··· Provided entries ···

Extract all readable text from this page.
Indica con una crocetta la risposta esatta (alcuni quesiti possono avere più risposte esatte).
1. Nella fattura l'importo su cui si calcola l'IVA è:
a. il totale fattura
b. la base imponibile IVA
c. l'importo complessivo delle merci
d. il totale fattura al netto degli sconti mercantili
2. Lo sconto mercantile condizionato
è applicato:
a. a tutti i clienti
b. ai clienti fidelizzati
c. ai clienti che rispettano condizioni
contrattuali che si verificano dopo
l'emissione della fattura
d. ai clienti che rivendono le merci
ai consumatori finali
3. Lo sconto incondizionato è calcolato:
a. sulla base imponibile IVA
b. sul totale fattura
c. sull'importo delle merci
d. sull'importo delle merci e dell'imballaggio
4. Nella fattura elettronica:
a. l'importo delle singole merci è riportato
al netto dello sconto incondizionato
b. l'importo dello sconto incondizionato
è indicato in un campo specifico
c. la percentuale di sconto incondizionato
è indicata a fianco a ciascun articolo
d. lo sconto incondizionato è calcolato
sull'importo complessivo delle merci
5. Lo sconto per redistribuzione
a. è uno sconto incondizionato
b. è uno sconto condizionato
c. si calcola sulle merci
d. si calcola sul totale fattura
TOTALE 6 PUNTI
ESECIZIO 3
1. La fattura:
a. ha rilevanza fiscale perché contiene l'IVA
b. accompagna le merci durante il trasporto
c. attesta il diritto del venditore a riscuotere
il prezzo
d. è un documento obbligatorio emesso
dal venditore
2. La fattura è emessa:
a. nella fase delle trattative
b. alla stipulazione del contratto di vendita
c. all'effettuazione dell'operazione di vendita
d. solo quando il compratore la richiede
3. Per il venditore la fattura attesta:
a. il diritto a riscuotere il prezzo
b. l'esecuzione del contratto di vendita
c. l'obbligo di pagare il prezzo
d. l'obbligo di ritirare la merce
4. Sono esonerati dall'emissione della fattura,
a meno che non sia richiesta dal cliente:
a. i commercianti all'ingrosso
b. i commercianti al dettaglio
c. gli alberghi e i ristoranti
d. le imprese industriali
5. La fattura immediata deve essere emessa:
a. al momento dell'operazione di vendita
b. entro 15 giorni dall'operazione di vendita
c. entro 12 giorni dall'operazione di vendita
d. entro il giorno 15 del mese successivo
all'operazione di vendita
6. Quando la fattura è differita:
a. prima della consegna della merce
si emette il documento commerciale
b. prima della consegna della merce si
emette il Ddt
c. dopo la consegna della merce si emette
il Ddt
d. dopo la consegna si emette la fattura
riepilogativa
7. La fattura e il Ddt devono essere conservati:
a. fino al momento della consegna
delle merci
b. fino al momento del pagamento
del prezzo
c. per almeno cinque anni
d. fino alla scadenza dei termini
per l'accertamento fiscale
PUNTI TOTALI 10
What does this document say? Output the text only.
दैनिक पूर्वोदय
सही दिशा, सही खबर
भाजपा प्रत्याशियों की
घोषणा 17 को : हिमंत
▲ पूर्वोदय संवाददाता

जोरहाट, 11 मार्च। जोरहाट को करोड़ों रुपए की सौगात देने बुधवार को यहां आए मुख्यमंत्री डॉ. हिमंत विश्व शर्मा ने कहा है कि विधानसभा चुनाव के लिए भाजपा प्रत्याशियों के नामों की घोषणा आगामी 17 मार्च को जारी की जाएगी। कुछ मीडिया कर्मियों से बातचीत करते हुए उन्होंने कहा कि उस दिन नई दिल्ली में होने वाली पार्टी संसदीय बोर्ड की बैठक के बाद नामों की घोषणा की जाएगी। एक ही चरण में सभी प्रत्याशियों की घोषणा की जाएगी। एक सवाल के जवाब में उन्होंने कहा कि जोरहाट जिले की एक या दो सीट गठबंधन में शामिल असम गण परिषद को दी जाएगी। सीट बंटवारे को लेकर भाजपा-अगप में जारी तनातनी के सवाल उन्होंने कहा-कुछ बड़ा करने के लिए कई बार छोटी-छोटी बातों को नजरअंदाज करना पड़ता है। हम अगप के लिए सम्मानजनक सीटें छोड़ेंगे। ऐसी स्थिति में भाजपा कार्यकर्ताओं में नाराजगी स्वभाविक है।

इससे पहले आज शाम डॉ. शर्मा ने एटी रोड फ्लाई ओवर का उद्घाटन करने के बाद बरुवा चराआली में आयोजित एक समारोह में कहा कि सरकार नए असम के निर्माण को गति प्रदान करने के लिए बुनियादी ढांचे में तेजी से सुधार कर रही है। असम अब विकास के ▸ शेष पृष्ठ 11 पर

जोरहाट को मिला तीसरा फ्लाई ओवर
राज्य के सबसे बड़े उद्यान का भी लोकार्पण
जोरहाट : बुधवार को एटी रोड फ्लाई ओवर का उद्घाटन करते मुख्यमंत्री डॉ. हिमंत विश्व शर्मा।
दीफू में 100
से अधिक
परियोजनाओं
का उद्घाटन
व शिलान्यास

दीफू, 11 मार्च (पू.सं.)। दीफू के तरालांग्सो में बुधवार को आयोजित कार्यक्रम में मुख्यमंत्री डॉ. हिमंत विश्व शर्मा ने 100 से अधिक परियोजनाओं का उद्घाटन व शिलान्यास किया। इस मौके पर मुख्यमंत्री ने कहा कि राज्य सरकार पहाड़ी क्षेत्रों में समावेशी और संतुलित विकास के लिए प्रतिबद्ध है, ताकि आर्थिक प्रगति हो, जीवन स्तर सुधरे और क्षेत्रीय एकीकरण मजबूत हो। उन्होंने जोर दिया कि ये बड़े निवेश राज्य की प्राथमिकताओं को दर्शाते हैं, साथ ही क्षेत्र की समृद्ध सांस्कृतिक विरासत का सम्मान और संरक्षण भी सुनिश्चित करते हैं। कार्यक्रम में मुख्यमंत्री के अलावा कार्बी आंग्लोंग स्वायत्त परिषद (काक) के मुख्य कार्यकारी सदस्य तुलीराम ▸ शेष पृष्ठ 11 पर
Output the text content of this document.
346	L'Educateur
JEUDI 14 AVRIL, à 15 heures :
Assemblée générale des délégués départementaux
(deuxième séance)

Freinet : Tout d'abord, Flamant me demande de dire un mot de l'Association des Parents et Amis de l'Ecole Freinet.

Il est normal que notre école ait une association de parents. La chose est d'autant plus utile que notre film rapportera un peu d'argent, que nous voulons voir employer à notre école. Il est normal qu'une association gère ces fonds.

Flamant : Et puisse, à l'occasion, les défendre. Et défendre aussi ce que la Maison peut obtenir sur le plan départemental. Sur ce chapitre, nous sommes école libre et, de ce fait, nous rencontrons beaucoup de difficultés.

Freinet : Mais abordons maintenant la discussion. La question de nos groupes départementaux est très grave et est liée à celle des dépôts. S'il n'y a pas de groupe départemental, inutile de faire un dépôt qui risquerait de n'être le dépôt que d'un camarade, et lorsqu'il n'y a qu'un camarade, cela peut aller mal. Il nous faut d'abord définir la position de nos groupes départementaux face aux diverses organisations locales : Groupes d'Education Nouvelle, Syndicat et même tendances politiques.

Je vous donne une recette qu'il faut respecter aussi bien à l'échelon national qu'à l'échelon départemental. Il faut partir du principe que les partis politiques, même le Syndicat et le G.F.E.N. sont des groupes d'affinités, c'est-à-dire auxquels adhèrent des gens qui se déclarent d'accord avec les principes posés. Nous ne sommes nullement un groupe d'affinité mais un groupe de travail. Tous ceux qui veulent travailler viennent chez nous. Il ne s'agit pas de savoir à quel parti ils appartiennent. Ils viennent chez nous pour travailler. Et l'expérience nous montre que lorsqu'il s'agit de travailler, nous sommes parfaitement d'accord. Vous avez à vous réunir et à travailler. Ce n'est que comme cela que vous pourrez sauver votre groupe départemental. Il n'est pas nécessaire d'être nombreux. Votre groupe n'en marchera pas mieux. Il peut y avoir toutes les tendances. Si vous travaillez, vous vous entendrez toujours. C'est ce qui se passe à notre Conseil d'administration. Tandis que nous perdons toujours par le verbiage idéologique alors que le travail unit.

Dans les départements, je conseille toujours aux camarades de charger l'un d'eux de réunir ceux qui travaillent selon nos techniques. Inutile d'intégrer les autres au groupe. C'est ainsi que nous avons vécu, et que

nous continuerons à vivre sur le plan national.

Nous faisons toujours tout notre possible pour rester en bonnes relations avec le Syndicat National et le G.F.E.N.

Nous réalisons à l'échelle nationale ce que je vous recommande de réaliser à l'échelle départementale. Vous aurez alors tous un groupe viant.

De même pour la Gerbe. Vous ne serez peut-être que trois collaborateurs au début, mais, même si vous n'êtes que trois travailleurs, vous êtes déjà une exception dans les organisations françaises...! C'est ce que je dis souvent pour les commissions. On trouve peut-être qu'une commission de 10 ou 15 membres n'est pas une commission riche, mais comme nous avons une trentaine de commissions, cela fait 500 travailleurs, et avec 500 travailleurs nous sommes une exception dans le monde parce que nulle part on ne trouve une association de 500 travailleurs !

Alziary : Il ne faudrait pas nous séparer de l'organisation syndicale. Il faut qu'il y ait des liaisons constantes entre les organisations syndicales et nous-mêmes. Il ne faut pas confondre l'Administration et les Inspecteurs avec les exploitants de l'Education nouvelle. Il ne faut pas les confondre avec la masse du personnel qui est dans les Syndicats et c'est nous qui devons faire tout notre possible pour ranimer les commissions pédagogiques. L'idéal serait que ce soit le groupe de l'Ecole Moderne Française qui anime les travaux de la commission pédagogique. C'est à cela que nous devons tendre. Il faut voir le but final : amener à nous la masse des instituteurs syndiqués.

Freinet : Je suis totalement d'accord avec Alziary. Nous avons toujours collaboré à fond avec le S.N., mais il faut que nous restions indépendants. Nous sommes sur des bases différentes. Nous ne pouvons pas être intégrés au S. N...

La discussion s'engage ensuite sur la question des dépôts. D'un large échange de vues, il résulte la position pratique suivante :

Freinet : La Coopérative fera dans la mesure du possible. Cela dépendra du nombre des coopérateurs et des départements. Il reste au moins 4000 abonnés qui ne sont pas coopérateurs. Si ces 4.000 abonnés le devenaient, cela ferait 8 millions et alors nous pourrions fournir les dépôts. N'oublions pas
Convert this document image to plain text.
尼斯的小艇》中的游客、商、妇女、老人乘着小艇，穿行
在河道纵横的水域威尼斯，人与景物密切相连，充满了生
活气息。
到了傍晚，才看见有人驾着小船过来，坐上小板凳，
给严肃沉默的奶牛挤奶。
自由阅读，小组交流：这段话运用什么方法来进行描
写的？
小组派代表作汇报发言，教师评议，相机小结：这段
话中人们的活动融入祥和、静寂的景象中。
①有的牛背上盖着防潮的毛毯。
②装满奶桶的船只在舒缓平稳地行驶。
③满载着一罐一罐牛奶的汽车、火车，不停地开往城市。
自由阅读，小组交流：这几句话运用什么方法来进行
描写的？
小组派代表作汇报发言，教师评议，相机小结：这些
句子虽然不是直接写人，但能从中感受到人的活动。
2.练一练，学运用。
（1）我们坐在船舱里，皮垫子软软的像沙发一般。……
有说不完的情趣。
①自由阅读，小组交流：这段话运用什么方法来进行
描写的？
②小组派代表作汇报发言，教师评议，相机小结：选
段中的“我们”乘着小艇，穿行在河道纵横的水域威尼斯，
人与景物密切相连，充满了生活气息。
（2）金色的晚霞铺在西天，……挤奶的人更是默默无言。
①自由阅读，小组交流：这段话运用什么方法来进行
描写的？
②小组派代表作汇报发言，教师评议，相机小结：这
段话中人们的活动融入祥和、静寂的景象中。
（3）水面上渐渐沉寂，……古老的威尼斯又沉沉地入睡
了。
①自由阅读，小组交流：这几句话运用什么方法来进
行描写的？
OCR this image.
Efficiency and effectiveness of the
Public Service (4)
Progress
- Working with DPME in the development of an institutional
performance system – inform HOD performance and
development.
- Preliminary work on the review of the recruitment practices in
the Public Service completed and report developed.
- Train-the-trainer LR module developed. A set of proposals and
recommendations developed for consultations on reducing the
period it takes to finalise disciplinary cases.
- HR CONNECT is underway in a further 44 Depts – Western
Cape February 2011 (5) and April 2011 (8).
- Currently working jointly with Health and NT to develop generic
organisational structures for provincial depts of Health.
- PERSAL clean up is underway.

···

:: What you will do ::
Check each line above for the word "possible" and say how many have it, with nothing else.

:: Full output ::
3